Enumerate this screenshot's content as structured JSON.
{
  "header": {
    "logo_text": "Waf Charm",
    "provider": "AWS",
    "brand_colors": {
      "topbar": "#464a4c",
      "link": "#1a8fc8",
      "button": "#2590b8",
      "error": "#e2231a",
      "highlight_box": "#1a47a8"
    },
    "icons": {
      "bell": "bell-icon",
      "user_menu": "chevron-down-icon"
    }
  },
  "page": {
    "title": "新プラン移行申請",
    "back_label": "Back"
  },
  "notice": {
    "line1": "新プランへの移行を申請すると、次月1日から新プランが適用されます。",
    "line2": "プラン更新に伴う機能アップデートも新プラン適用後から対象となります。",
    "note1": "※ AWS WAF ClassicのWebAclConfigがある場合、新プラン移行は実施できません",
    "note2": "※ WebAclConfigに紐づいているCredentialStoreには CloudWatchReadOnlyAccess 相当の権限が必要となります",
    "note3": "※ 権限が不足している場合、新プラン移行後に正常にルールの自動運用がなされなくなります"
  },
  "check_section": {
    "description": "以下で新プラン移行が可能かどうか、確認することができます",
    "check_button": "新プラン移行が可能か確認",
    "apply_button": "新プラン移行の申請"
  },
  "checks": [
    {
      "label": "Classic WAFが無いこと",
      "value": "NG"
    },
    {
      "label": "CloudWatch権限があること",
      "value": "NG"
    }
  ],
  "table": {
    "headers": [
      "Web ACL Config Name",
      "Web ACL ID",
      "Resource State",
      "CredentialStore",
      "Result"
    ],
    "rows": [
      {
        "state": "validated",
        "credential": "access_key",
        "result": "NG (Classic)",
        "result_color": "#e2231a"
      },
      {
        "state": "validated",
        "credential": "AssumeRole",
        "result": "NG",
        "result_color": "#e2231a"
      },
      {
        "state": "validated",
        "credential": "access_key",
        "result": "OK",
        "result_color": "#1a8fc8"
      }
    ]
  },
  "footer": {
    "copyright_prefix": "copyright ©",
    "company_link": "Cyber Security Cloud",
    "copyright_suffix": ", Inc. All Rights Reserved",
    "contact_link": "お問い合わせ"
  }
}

------------------------

● **Problem statement**
Transcribe every record above exactly as it appears.

● **Finished exercise**
Enumerate this screenshot's content as structured JSON.
{
  "header": {
    "logo_text": "Waf Charm",
    "provider": "AWS",
    "brand_colors": {
      "topbar": "#464a4c",
      "link": "#1a8fc8",
      "button": "#2590b8",
      "error": "#e2231a",
      "highlight_box": "#1a47a8"
    },
    "icons": {
      "bell": "bell-icon",
      "user_menu": "chevron-down-icon"
    }
  },
  "page": {
    "title": "新プラン移行申請",
    "back_label": "Back"
  },
  "notice": {
    "line1": "新プランへの移行を申請すると、次月1日から新プランが適用されます。",
    "line2": "プラン更新に伴う機能アップデートも新プラン適用後から対象となります。",
    "note1": "※ AWS WAF ClassicのWebAclConfigがある場合、新プラン移行は実施できません",
    "note2": "※ WebAclConfigに紐づいているCredentialStoreには CloudWatchReadOnlyAccess 相当の権限が必要となります",
    "note3": "※ 権限が不足している場合、新プラン移行後に正常にルールの自動運用がなされなくなります"
  },
  "check_section": {
    "description": "以下で新プラン移行が可能かどうか、確認することができます",
    "check_button": "新プラン移行が可能か確認",
    "apply_button": "新プラン移行の申請"
  },
  "checks": [
    {
      "label": "Classic WAFが無いこと",
      "value": "NG"
    },
    {
      "label": "CloudWatch権限があること",
      "value": "NG"
    }
  ],
  "table": {
    "headers": [
      "Web ACL Config Name",
      "Web ACL ID",
      "Resource State",
      "CredentialStore",
      "Result"
    ],
    "rows": [
      {
        "state": "validated",
        "credential": "access_key",
        "result": "NG (Classic)",
        "result_color": "#e2231a"
      },
      {
        "state": "validated",
        "credential": "AssumeRole",
        "result": "NG",
        "result_color": "#e2231a"
      },
      {
        "state": "validated",
        "credential": "access_key",
        "result": "OK",
        "result_color": "#1a8fc8"
      }
    ]
  },
  "footer": {
    "copyright_prefix": "copyright ©",
    "company_link": "Cyber Security Cloud",
    "copyright_suffix": ", Inc. All Rights Reserved",
    "contact_link": "お問い合わせ"
  }
}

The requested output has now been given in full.